Kutipan =
----------------

Mendidik Anak Menghargai Barang Pribadinya


      “Bunda, tas adik di mana, ya?” tanya Adik.
      “Coba dilihat di lemari,” jawab Bunda dari dapur.
     “Tadi sudah Adik lihat, tapi tidak ada, ” jawab Adik.
      “Kemarin tasnya ditaruh di mana setelah pulang sekolah?” tanya Bunda.
      “Sepertinya Adik bawa pulang, tapi di mana ya menaruhnya? Lupa,” kata Adik sambil mengernyitkan dahi sambil berusaha mengingat di mana ia menaruh tasnya.
      “Hmm….., Bunda harap kali ini Adik tidak lupa lagi meninggalkan barang di sembarang tempat ya,” ujar Bunda.
     “Sepertinya tidak tertinggal kok Bunda!” jawab Adik berusaha menyakinkan Bunda.
     “Bunda percaya pada Adik, yang lebih penting bagaimana Adik bisa merawat barang-barangnya. Sayang kan kalau tasnya hilang lagi? Coba Adik ingat, seminggu yang lalu sandal pandanya hilang. Padahal itu yang membelikan nenek. Belum lama juga kerudung kelinci adik juga hilang ketika bermain. Sayang kan? Uangnya sebenarnya bisa untuk hal lain yang lebih bermanfaat,” kata Bunda berusaha menasehati adik.
      “Iya bunda,” jawab Adik. Jawaban yang sering Adik ucapkan acap kali Adik mendapat nasehat dari Bunda.
      Sebagai orangtua, terkadang kita bingung menyikapi anak kita yang kurang menghargai barang-barang milik pribadinya. Ada saja barang yang tercecer atau hilang . Pernah ada barang  tertinggal di tempat ayunan, di tempat temannya bermain, di dapur, dan sebagainya. Bunda di buat pusing karena harus merogoh uang lebih dalam untuk membeli lagi barang barang yang hilang karena memang sangat di butuhkan untuk kegiatan kesehariaan anak.

----------------

Baris hasil ekstraksi =
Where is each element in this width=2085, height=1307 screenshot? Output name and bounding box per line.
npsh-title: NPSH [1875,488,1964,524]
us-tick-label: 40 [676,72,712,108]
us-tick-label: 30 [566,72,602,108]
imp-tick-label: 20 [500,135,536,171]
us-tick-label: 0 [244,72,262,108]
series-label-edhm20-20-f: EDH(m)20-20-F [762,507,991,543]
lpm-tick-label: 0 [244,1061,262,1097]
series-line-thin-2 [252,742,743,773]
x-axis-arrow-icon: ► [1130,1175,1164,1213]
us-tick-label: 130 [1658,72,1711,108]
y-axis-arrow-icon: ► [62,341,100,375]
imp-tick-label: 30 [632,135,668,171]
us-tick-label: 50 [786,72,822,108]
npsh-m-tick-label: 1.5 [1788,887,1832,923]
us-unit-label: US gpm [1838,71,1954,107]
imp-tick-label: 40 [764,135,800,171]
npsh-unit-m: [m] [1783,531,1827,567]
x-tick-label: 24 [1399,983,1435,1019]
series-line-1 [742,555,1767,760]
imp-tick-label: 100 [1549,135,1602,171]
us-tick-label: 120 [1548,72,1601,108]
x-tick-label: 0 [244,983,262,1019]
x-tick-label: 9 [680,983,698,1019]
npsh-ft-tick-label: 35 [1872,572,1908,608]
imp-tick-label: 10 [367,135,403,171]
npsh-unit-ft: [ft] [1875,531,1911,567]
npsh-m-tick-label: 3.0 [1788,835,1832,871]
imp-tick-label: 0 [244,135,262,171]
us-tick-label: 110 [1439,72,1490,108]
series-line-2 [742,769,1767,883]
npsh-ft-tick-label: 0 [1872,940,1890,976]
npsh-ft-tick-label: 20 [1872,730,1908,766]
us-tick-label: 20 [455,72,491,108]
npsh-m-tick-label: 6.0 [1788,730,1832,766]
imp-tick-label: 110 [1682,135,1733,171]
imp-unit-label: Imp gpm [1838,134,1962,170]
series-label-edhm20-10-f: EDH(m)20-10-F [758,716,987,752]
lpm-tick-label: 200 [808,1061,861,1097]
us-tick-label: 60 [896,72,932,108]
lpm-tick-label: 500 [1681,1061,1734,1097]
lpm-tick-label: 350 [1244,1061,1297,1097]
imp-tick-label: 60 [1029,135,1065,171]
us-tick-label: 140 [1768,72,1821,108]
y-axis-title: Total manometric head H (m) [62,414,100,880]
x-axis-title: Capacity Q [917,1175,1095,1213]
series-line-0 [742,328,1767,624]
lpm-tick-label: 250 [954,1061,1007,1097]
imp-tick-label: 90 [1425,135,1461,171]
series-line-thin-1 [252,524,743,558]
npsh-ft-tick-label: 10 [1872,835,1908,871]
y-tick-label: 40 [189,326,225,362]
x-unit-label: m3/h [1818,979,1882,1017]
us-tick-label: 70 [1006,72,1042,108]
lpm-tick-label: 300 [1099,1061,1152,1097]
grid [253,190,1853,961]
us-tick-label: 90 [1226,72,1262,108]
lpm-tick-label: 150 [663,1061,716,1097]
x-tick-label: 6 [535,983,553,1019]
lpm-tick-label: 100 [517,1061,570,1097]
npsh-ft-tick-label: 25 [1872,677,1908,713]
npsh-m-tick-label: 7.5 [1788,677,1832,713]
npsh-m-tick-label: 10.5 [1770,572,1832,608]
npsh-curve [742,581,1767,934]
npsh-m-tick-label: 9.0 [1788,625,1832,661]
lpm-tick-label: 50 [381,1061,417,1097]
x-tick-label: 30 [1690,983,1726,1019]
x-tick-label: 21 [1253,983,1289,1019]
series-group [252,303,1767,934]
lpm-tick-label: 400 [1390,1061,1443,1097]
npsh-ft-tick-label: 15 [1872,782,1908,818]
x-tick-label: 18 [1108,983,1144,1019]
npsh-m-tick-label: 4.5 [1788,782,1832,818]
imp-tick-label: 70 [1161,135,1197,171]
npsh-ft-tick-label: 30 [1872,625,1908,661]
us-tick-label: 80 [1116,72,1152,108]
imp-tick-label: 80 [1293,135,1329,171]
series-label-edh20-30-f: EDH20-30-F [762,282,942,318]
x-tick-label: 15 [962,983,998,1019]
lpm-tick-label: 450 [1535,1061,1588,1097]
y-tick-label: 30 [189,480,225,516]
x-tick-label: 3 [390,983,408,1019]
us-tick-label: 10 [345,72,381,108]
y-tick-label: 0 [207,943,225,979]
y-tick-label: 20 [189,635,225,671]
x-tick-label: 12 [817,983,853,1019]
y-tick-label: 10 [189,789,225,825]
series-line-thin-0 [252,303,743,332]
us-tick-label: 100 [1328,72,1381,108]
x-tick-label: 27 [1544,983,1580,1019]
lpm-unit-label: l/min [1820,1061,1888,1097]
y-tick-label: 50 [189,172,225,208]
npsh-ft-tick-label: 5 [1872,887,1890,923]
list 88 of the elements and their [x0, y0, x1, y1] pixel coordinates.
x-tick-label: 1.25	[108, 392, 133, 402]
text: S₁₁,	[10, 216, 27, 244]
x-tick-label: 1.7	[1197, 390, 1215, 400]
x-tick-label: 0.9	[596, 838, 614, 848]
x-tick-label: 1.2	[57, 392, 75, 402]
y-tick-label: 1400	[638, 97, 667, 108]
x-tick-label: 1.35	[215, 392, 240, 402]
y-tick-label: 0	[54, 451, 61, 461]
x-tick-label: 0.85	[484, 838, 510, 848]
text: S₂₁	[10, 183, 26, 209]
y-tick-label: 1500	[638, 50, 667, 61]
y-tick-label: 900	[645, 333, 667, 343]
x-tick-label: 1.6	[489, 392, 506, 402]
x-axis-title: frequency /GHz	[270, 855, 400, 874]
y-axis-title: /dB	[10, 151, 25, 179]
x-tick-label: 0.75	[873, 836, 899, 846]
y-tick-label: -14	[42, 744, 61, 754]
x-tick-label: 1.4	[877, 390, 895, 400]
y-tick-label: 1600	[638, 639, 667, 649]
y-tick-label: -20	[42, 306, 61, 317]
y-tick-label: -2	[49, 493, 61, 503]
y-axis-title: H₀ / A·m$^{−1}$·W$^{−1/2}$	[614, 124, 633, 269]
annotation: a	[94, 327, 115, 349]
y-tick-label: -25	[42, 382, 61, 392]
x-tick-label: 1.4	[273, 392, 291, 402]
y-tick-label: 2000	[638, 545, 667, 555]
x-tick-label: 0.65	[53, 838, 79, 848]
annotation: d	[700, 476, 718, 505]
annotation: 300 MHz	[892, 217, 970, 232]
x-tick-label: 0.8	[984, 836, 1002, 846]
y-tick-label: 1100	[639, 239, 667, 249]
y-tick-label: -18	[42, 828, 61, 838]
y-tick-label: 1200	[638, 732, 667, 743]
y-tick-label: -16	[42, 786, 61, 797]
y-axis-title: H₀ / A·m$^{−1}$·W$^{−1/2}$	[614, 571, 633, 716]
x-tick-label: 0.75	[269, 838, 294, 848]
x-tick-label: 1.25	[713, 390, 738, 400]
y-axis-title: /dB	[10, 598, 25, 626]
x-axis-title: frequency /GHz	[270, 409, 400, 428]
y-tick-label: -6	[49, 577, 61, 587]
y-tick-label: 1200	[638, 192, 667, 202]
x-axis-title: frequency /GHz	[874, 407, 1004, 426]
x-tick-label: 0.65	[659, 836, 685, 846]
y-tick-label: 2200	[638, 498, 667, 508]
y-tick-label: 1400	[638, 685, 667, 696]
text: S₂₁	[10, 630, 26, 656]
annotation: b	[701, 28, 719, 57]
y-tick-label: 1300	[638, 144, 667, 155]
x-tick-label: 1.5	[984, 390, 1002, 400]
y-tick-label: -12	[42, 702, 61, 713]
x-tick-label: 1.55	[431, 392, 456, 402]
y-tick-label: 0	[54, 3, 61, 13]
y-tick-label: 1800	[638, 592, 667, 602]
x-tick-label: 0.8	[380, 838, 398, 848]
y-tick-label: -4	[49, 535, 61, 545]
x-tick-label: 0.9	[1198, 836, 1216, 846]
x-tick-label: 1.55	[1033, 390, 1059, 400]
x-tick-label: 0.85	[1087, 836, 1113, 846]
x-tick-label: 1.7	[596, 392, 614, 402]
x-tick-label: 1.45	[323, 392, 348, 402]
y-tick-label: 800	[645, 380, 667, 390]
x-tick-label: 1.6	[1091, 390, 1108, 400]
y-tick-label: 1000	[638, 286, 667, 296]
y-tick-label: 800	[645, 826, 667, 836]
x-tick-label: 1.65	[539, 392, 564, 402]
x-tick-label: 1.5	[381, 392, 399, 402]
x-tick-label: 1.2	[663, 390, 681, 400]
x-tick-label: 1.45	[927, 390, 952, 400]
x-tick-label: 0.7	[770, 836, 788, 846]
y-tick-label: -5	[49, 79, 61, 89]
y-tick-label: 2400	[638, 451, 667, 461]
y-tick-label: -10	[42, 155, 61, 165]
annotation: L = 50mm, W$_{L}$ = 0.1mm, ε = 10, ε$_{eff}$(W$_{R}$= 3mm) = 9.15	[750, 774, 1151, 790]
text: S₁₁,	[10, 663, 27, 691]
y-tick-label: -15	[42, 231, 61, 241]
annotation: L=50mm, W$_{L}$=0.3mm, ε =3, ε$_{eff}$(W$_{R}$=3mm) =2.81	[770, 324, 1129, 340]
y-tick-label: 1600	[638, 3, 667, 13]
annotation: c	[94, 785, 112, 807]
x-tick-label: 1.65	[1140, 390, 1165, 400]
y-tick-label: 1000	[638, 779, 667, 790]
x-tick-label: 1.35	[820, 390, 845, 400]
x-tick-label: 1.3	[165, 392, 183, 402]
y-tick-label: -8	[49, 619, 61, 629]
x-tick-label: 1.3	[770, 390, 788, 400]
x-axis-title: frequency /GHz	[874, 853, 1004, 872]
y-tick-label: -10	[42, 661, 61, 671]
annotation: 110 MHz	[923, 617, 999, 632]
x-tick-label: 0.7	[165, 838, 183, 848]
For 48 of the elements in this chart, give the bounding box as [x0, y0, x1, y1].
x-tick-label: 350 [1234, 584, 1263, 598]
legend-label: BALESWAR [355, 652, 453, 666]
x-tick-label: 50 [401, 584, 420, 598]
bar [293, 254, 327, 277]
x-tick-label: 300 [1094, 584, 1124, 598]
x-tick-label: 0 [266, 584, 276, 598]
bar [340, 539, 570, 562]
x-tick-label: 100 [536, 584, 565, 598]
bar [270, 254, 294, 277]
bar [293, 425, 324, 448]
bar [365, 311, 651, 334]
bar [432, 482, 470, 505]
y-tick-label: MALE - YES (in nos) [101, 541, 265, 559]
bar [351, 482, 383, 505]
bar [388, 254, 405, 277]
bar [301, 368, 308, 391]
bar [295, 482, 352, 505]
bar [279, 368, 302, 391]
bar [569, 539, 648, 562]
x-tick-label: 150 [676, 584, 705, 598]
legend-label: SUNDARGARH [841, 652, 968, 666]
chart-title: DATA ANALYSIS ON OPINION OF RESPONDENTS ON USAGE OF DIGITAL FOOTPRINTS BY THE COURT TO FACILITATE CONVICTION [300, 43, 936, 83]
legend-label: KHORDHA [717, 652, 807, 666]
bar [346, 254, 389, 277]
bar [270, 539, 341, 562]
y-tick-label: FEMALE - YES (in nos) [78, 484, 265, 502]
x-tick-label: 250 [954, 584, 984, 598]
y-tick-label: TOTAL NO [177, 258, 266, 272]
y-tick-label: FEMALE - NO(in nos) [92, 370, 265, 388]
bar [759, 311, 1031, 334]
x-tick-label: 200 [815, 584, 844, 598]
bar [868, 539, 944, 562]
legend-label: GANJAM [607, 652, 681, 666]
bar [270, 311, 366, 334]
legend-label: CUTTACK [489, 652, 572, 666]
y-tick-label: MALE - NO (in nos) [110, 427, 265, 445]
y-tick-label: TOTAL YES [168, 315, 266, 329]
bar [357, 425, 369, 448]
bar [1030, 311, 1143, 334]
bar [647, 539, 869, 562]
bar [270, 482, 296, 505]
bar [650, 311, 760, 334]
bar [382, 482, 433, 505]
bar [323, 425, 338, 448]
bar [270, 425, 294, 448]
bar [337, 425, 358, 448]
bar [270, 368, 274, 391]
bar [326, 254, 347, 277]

----------------

Soal 1 =
Tuliskan kembali bagian kutipan yang diawali dengan kata-kata "Mendidik Anak Menghargai" dan diakhiri dengan "ia menaruh tasnya.", sama persis dengan teksnya.
Soal 2 =
Menurut kutipan, siapa yang membelikan sandal panda Adik?

Jawaban benar 1 =
Mendidik Anak Menghargai Barang Pribadinya


      “Bunda, tas adik di mana, ya?” tanya Adik.
      “Coba dilihat di lemari,” jawab Bunda dari dapur.
     “Tadi sudah Adik lihat, tapi tidak ada, ” jawab Adik.
      “Kemarin tasnya ditaruh di mana setelah pulang sekolah?” tanya Bunda.
      “Sepertinya Adik bawa pulang, tapi di mana ya menaruhnya? Lupa,” kata Adik sambil mengernyitkan dahi sambil berusaha mengingat di mana ia menaruh tasnya.

Jawaban benar 2 =
Nenek.